> [Exercise inputs]
────────────────────

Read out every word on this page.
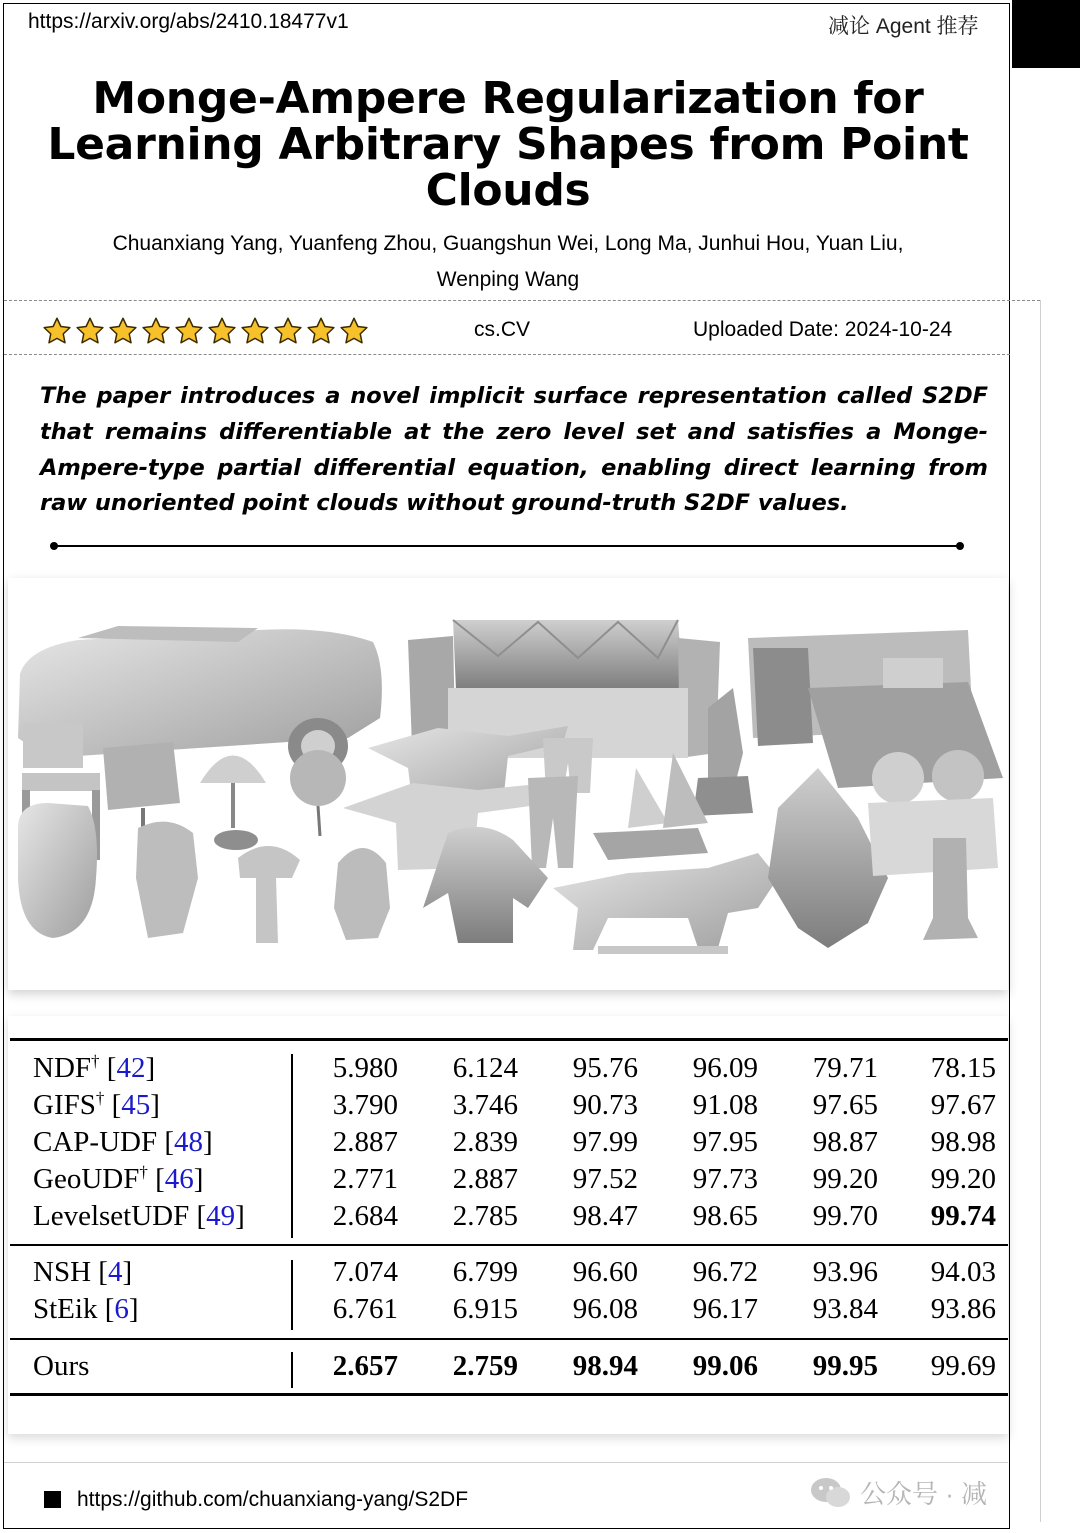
https://arxiv.org/abs/2410.18477v1	减论 Agent 推荐
Monge-Ampere Regularization for Learning Arbitrary Shapes from Point Clouds
Chuanxiang Yang, Yuanfeng Zhou, Guangshun Wei, Long Ma, Junhui Hou, Yuan Liu,
Wenping Wang
cs.CV	Uploaded Date: 2024-10-24

The paper introduces a novel implicit surface representation called S2DF that remains differentiable at the zero level set and satisfies a Monge-Ampere-type partial differential equation, enabling direct learning from raw unoriented point clouds without ground-truth S2DF values.

NDF† [42]	5.980	6.124	95.76	96.09	79.71	78.15
GIFS† [45]	3.790	3.746	90.73	91.08	97.65	97.67
CAP-UDF [48]	2.887	2.839	97.99	97.95	98.87	98.98
GeoUDF† [46]	2.771	2.887	97.52	97.73	99.20	99.20
LevelsetUDF [49]	2.684	2.785	98.47	98.65	99.70	99.74
NSH [4]	7.074	6.799	96.60	96.72	93.96	94.03
StEik [6]	6.761	6.915	96.08	96.17	93.84	93.86
Ours	2.657	2.759	98.94	99.06	99.95	99.69
https://github.com/chuanxiang-yang/S2DF	公众号 · 减
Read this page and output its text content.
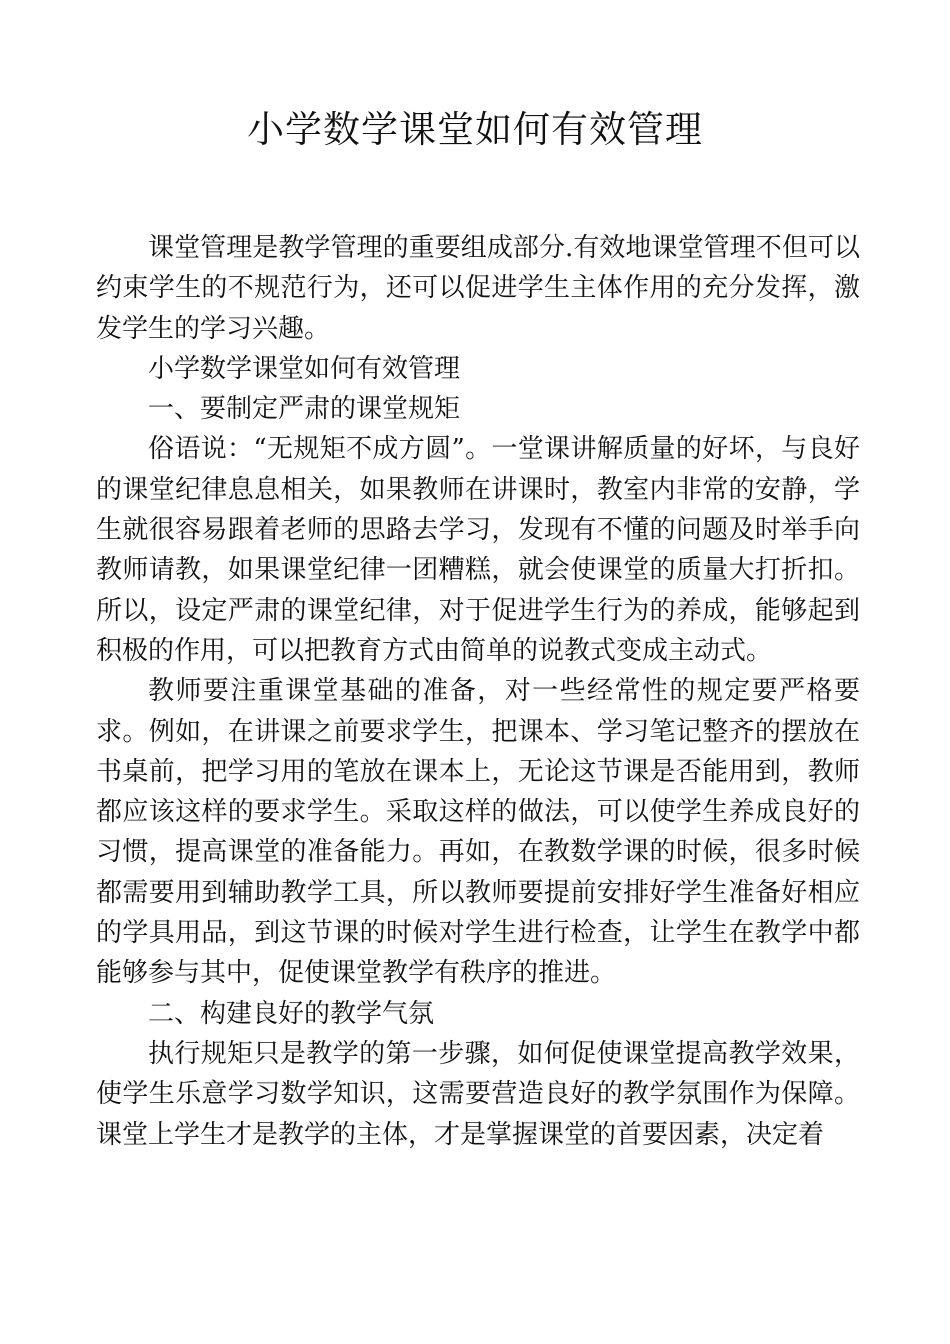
小学数学课堂如何有效管理

课堂管理是教学管理的重要组成部分.有效地课堂管理不但可以约束学生的不规范行为，还可以促进学生主体作用的充分发挥，激发学生的学习兴趣。

小学数学课堂如何有效管理

一、要制定严肃的课堂规矩

俗语说：“无规矩不成方圆”。一堂课讲解质量的好坏，与良好的课堂纪律息息相关，如果教师在讲课时，教室内非常的安静，学生就很容易跟着老师的思路去学习，发现有不懂的问题及时举手向教师请教，如果课堂纪律一团糟糕，就会使课堂的质量大打折扣。所以，设定严肃的课堂纪律，对于促进学生行为的养成，能够起到积极的作用，可以把教育方式由简单的说教式变成主动式。

教师要注重课堂基础的准备，对一些经常性的规定要严格要求。例如，在讲课之前要求学生，把课本、学习笔记整齐的摆放在书桌前，把学习用的笔放在课本上，无论这节课是否能用到，教师都应该这样的要求学生。采取这样的做法，可以使学生养成良好的习惯，提高课堂的准备能力。再如，在教数学课的时候，很多时候都需要用到辅助教学工具，所以教师要提前安排好学生准备好相应的学具用品，到这节课的时候对学生进行检查，让学生在教学中都能够参与其中，促使课堂教学有秩序的推进。

二、构建良好的教学气氛

执行规矩只是教学的第一步骤，如何促使课堂提高教学效果，使学生乐意学习数学知识，这需要营造良好的教学氛围作为保障。课堂上学生才是教学的主体，才是掌握课堂的首要因素，决定着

────────────────────

> [Exercise]
Of the lines above, how many include the word "page"? Reply with the number alone.

> [Reply to the exercise]
2